THE RECORDS:
[start]

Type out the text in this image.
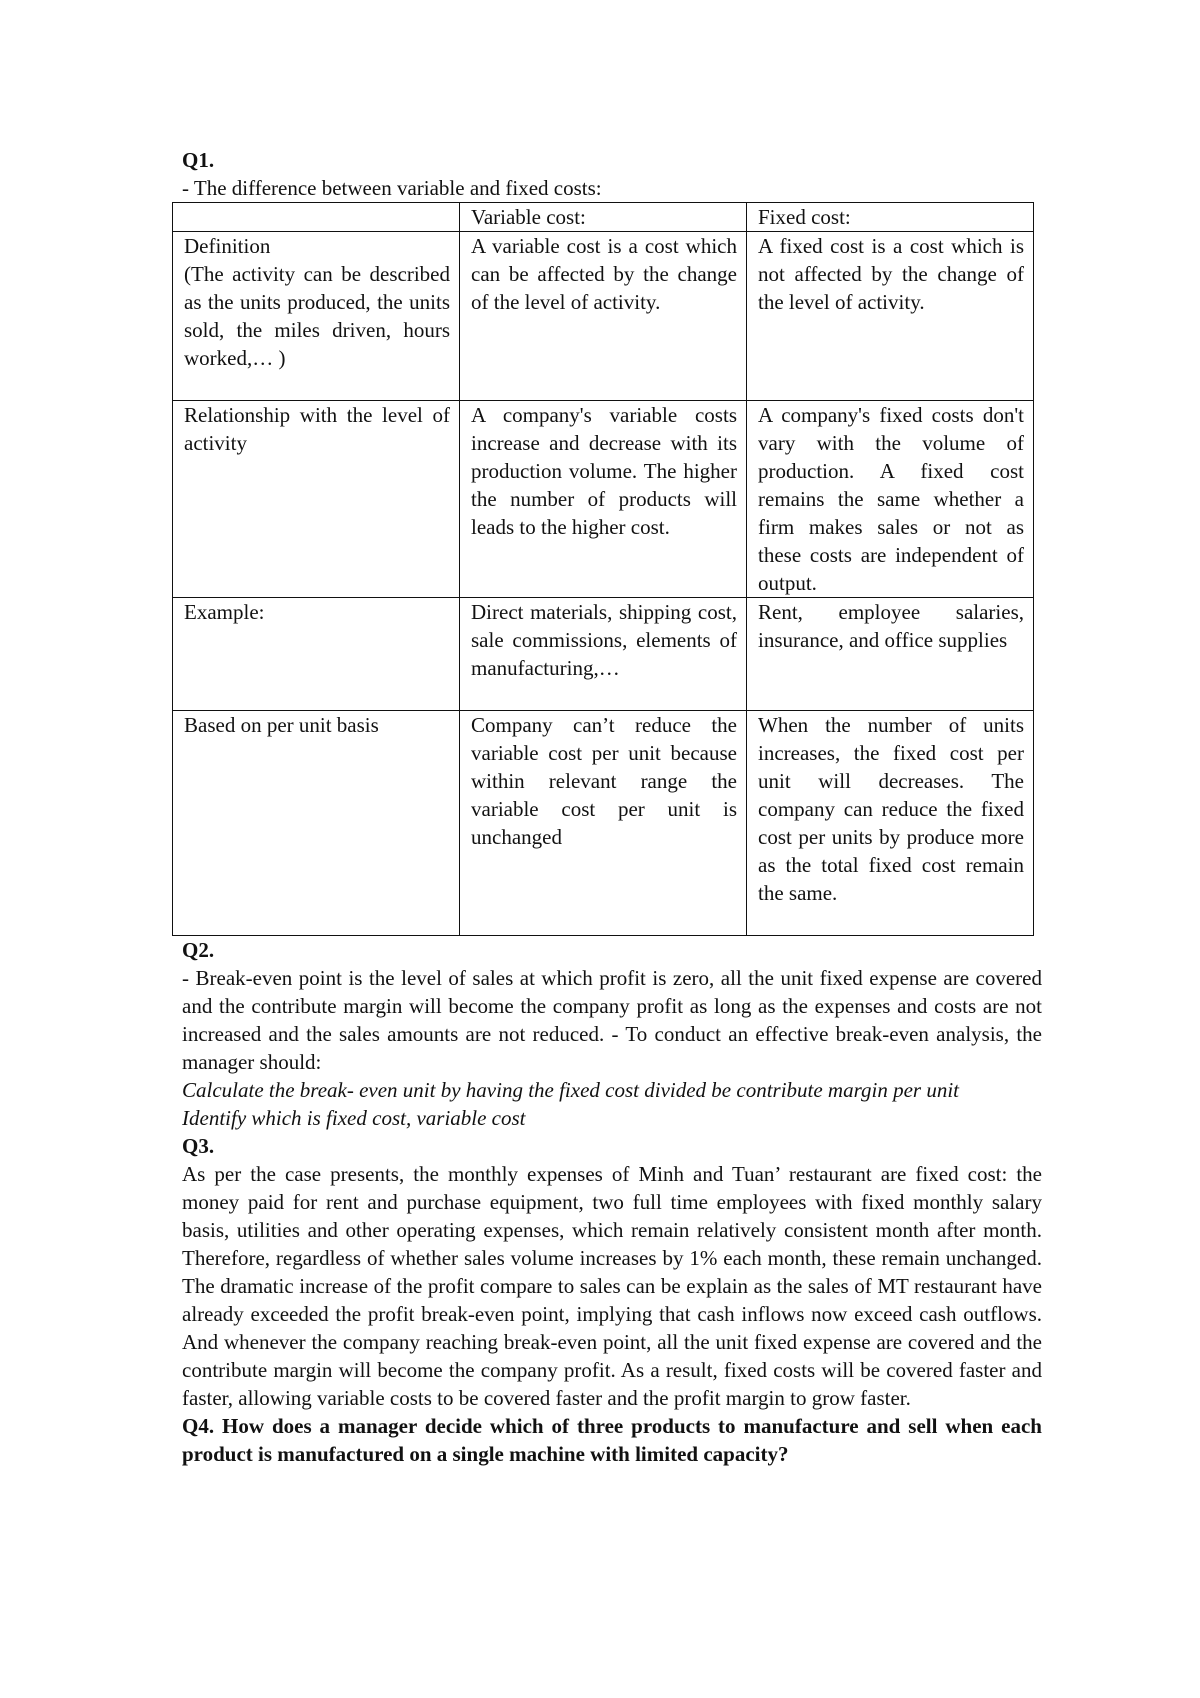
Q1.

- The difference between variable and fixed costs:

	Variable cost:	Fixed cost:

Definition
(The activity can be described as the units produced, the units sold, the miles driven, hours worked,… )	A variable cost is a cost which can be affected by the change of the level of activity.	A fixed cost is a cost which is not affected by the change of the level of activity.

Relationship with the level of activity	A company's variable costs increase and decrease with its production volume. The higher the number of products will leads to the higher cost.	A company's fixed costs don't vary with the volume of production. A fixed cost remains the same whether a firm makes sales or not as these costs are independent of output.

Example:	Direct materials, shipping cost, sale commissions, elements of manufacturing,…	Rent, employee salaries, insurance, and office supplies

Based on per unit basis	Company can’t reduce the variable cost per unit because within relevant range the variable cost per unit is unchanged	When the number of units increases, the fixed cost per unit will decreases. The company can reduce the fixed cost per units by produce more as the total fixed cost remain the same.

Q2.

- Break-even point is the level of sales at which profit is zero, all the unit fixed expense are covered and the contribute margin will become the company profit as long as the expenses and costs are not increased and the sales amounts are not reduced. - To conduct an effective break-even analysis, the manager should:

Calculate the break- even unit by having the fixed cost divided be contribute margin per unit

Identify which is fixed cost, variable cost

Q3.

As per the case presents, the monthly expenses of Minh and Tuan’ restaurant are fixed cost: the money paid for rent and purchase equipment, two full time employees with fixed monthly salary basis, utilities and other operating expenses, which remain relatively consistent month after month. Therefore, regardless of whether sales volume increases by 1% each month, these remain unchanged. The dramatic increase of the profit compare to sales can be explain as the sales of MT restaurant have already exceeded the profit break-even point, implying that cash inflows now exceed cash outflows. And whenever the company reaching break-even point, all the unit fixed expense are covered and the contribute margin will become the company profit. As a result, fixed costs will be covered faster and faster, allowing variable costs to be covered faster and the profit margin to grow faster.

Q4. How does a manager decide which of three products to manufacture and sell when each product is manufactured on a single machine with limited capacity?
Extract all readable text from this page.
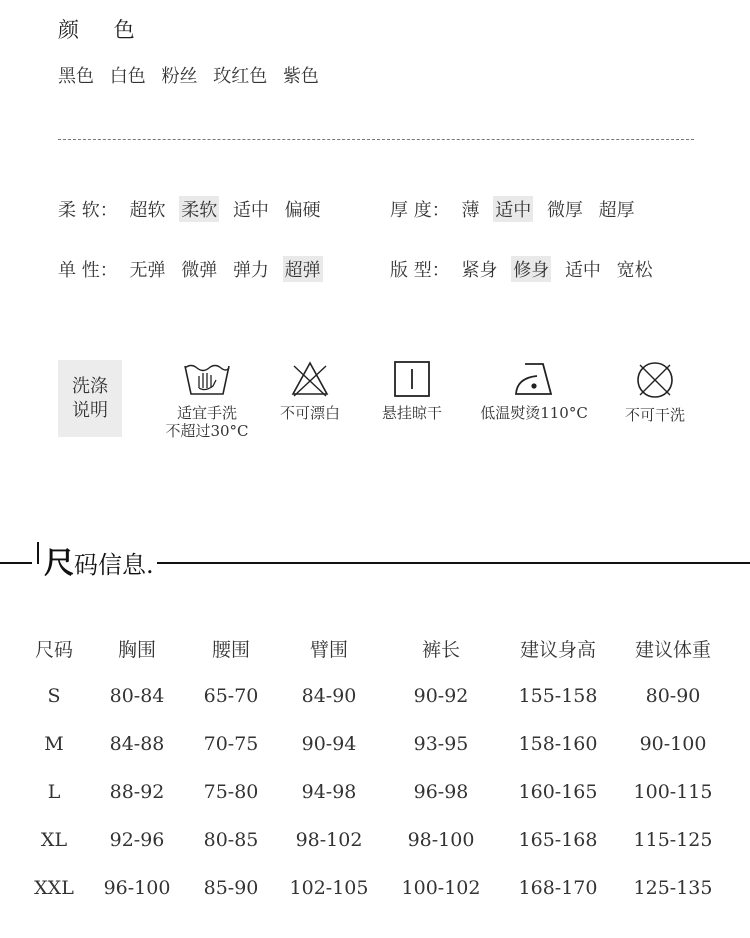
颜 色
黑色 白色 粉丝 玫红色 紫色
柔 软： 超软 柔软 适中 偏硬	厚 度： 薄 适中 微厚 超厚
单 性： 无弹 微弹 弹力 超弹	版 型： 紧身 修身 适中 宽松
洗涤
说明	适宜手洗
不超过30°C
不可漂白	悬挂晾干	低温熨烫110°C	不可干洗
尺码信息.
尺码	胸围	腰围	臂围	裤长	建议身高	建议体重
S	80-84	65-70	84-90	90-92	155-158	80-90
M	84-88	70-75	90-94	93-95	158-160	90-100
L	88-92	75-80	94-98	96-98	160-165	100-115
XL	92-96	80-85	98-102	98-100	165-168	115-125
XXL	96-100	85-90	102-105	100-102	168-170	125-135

[end]

WORK REQUIRED:
Make an exact copy of the records shown above, without the pictures.

SOLUTION FOR THIS PROBLEM:
Type out the text in this image.
Q1.

- The difference between variable and fixed costs:

	Variable cost:	Fixed cost:

Definition
(The activity can be described as the units produced, the units sold, the miles driven, hours worked,… )	A variable cost is a cost which can be affected by the change of the level of activity.	A fixed cost is a cost which is not affected by the change of the level of activity.

Relationship with the level of activity	A company's variable costs increase and decrease with its production volume. The higher the number of products will leads to the higher cost.	A company's fixed costs don't vary with the volume of production. A fixed cost remains the same whether a firm makes sales or not as these costs are independent of output.

Example:	Direct materials, shipping cost, sale commissions, elements of manufacturing,…	Rent, employee salaries, insurance, and office supplies

Based on per unit basis	Company can’t reduce the variable cost per unit because within relevant range the variable cost per unit is unchanged	When the number of units increases, the fixed cost per unit will decreases. The company can reduce the fixed cost per units by produce more as the total fixed cost remain the same.

Q2.

- Break-even point is the level of sales at which profit is zero, all the unit fixed expense are covered and the contribute margin will become the company profit as long as the expenses and costs are not increased and the sales amounts are not reduced. - To conduct an effective break-even analysis, the manager should:

Calculate the break- even unit by having the fixed cost divided be contribute margin per unit

Identify which is fixed cost, variable cost

Q3.

As per the case presents, the monthly expenses of Minh and Tuan’ restaurant are fixed cost: the money paid for rent and purchase equipment, two full time employees with fixed monthly salary basis, utilities and other operating expenses, which remain relatively consistent month after month. Therefore, regardless of whether sales volume increases by 1% each month, these remain unchanged. The dramatic increase of the profit compare to sales can be explain as the sales of MT restaurant have already exceeded the profit break-even point, implying that cash inflows now exceed cash outflows. And whenever the company reaching break-even point, all the unit fixed expense are covered and the contribute margin will become the company profit. As a result, fixed costs will be covered faster and faster, allowing variable costs to be covered faster and the profit margin to grow faster.

Q4. How does a manager decide which of three products to manufacture and sell when each product is manufactured on a single machine with limited capacity?
Extract all readable text from this page.
颜 色
黑色 白色 粉丝 玫红色 紫色
柔 软： 超软 柔软 适中 偏硬	厚 度： 薄 适中 微厚 超厚
单 性： 无弹 微弹 弹力 超弹	版 型： 紧身 修身 适中 宽松
洗涤
说明	适宜手洗
不超过30°C
不可漂白	悬挂晾干	低温熨烫110°C	不可干洗
尺码信息.
尺码	胸围	腰围	臂围	裤长	建议身高	建议体重
S	80-84	65-70	84-90	90-92	155-158	80-90
M	84-88	70-75	90-94	93-95	158-160	90-100
L	88-92	75-80	94-98	96-98	160-165	100-115
XL	92-96	80-85	98-102	98-100	165-168	115-125
XXL	96-100	85-90	102-105	100-102	168-170	125-135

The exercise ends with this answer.